Items from a data source
---+---
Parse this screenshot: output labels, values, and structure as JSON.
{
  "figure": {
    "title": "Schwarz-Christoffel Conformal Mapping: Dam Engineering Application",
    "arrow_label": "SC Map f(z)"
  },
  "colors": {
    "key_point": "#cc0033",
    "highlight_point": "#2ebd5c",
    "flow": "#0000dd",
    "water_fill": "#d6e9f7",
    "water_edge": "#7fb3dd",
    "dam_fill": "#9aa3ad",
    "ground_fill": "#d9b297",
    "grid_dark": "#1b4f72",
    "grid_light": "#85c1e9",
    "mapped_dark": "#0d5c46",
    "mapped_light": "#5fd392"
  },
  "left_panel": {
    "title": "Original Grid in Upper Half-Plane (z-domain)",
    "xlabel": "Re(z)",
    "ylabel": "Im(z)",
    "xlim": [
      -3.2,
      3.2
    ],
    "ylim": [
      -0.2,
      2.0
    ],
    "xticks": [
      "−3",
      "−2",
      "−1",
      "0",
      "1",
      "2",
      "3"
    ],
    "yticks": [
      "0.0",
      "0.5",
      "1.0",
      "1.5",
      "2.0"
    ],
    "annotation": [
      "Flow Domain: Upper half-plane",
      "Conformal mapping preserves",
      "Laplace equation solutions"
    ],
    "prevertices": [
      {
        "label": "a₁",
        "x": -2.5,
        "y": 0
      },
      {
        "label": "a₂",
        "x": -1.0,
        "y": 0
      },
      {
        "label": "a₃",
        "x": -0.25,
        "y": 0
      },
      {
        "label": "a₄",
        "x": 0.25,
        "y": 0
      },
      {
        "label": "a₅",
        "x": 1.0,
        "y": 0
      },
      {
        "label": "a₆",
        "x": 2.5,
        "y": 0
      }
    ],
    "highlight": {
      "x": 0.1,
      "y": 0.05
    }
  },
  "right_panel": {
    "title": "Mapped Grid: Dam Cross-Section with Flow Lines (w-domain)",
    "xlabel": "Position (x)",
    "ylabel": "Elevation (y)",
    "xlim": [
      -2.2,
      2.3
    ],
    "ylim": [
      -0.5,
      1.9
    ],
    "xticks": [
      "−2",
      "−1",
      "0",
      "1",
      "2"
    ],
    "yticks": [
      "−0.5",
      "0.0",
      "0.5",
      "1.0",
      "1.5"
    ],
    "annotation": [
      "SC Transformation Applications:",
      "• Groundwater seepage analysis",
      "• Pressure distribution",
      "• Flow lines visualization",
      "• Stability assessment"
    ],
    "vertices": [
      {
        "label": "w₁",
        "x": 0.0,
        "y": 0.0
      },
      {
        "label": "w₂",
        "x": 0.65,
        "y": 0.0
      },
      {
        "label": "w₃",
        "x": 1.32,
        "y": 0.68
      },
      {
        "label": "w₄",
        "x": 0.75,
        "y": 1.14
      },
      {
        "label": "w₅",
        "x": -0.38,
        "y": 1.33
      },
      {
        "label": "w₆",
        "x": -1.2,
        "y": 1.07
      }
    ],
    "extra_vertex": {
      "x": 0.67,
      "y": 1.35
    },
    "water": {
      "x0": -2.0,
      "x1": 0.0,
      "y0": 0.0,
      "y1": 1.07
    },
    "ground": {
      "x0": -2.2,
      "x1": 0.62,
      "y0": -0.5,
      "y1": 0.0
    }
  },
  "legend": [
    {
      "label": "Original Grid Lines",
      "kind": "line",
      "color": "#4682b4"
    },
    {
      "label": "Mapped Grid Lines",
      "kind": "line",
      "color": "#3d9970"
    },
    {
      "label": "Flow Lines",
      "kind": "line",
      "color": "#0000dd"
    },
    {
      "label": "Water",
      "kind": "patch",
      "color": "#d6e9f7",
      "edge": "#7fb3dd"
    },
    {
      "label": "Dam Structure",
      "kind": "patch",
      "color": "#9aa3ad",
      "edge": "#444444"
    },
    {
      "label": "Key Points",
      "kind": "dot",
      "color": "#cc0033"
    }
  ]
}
---+---
WRITTEN EXERCISE
The records above must be output exactly, in full.

ANSWER TO THIS EXERCISE
Parse this screenshot: output labels, values, and structure as JSON.
{
  "figure": {
    "title": "Schwarz-Christoffel Conformal Mapping: Dam Engineering Application",
    "arrow_label": "SC Map f(z)"
  },
  "colors": {
    "key_point": "#cc0033",
    "highlight_point": "#2ebd5c",
    "flow": "#0000dd",
    "water_fill": "#d6e9f7",
    "water_edge": "#7fb3dd",
    "dam_fill": "#9aa3ad",
    "ground_fill": "#d9b297",
    "grid_dark": "#1b4f72",
    "grid_light": "#85c1e9",
    "mapped_dark": "#0d5c46",
    "mapped_light": "#5fd392"
  },
  "left_panel": {
    "title": "Original Grid in Upper Half-Plane (z-domain)",
    "xlabel": "Re(z)",
    "ylabel": "Im(z)",
    "xlim": [
      -3.2,
      3.2
    ],
    "ylim": [
      -0.2,
      2.0
    ],
    "xticks": [
      "−3",
      "−2",
      "−1",
      "0",
      "1",
      "2",
      "3"
    ],
    "yticks": [
      "0.0",
      "0.5",
      "1.0",
      "1.5",
      "2.0"
    ],
    "annotation": [
      "Flow Domain: Upper half-plane",
      "Conformal mapping preserves",
      "Laplace equation solutions"
    ],
    "prevertices": [
      {
        "label": "a₁",
        "x": -2.5,
        "y": 0
      },
      {
        "label": "a₂",
        "x": -1.0,
        "y": 0
      },
      {
        "label": "a₃",
        "x": -0.25,
        "y": 0
      },
      {
        "label": "a₄",
        "x": 0.25,
        "y": 0
      },
      {
        "label": "a₅",
        "x": 1.0,
        "y": 0
      },
      {
        "label": "a₆",
        "x": 2.5,
        "y": 0
      }
    ],
    "highlight": {
      "x": 0.1,
      "y": 0.05
    }
  },
  "right_panel": {
    "title": "Mapped Grid: Dam Cross-Section with Flow Lines (w-domain)",
    "xlabel": "Position (x)",
    "ylabel": "Elevation (y)",
    "xlim": [
      -2.2,
      2.3
    ],
    "ylim": [
      -0.5,
      1.9
    ],
    "xticks": [
      "−2",
      "−1",
      "0",
      "1",
      "2"
    ],
    "yticks": [
      "−0.5",
      "0.0",
      "0.5",
      "1.0",
      "1.5"
    ],
    "annotation": [
      "SC Transformation Applications:",
      "• Groundwater seepage analysis",
      "• Pressure distribution",
      "• Flow lines visualization",
      "• Stability assessment"
    ],
    "vertices": [
      {
        "label": "w₁",
        "x": 0.0,
        "y": 0.0
      },
      {
        "label": "w₂",
        "x": 0.65,
        "y": 0.0
      },
      {
        "label": "w₃",
        "x": 1.32,
        "y": 0.68
      },
      {
        "label": "w₄",
        "x": 0.75,
        "y": 1.14
      },
      {
        "label": "w₅",
        "x": -0.38,
        "y": 1.33
      },
      {
        "label": "w₆",
        "x": -1.2,
        "y": 1.07
      }
    ],
    "extra_vertex": {
      "x": 0.67,
      "y": 1.35
    },
    "water": {
      "x0": -2.0,
      "x1": 0.0,
      "y0": 0.0,
      "y1": 1.07
    },
    "ground": {
      "x0": -2.2,
      "x1": 0.62,
      "y0": -0.5,
      "y1": 0.0
    }
  },
  "legend": [
    {
      "label": "Original Grid Lines",
      "kind": "line",
      "color": "#4682b4"
    },
    {
      "label": "Mapped Grid Lines",
      "kind": "line",
      "color": "#3d9970"
    },
    {
      "label": "Flow Lines",
      "kind": "line",
      "color": "#0000dd"
    },
    {
      "label": "Water",
      "kind": "patch",
      "color": "#d6e9f7",
      "edge": "#7fb3dd"
    },
    {
      "label": "Dam Structure",
      "kind": "patch",
      "color": "#9aa3ad",
      "edge": "#444444"
    },
    {
      "label": "Key Points",
      "kind": "dot",
      "color": "#cc0033"
    }
  ]
}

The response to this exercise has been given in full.